**** RECORDS FOR THIS EXERCISE

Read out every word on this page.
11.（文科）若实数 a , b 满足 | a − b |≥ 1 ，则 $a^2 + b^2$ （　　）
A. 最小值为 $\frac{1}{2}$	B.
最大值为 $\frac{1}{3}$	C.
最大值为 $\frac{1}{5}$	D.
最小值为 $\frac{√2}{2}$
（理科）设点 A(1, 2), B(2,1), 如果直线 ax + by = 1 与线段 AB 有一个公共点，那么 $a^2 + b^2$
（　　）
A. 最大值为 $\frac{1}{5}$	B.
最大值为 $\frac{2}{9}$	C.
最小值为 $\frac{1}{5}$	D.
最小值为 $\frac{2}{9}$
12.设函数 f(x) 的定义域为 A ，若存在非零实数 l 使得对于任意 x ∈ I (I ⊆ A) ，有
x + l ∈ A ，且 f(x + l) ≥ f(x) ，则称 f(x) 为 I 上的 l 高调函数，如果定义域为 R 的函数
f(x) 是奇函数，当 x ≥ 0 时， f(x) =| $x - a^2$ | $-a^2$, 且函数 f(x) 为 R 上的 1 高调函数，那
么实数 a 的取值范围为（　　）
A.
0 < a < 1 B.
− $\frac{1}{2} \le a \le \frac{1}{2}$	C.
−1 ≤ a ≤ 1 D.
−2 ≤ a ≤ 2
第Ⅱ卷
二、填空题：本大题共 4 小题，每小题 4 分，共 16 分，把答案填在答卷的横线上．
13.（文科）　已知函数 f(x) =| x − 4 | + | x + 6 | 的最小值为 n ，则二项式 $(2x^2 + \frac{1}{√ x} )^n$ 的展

********

CHALLENGE: Write out all of the records above exactly as they appear.

COMPLETED EXERCISE:
Read out every word on this page.
11.（文科）若实数 a , b 满足 | a − b |≥ 1 ，则 $a^2 + b^2$ （　　）
A. 最小值为 $\frac{1}{2}$	B.
最大值为 $\frac{1}{3}$	C.
最大值为 $\frac{1}{5}$	D.
最小值为 $\frac{√2}{2}$
（理科）设点 A(1, 2), B(2,1), 如果直线 ax + by = 1 与线段 AB 有一个公共点，那么 $a^2 + b^2$
（　　）
A. 最大值为 $\frac{1}{5}$	B.
最大值为 $\frac{2}{9}$	C.
最小值为 $\frac{1}{5}$	D.
最小值为 $\frac{2}{9}$
12.设函数 f(x) 的定义域为 A ，若存在非零实数 l 使得对于任意 x ∈ I (I ⊆ A) ，有
x + l ∈ A ，且 f(x + l) ≥ f(x) ，则称 f(x) 为 I 上的 l 高调函数，如果定义域为 R 的函数
f(x) 是奇函数，当 x ≥ 0 时， f(x) =| $x - a^2$ | $-a^2$, 且函数 f(x) 为 R 上的 1 高调函数，那
么实数 a 的取值范围为（　　）
A.
0 < a < 1 B.
− $\frac{1}{2} \le a \le \frac{1}{2}$	C.
−1 ≤ a ≤ 1 D.
−2 ≤ a ≤ 2
第Ⅱ卷
二、填空题：本大题共 4 小题，每小题 4 分，共 16 分，把答案填在答卷的横线上．
13.（文科）　已知函数 f(x) =| x − 4 | + | x + 6 | 的最小值为 n ，则二项式 $(2x^2 + \frac{1}{√ x} )^n$ 的展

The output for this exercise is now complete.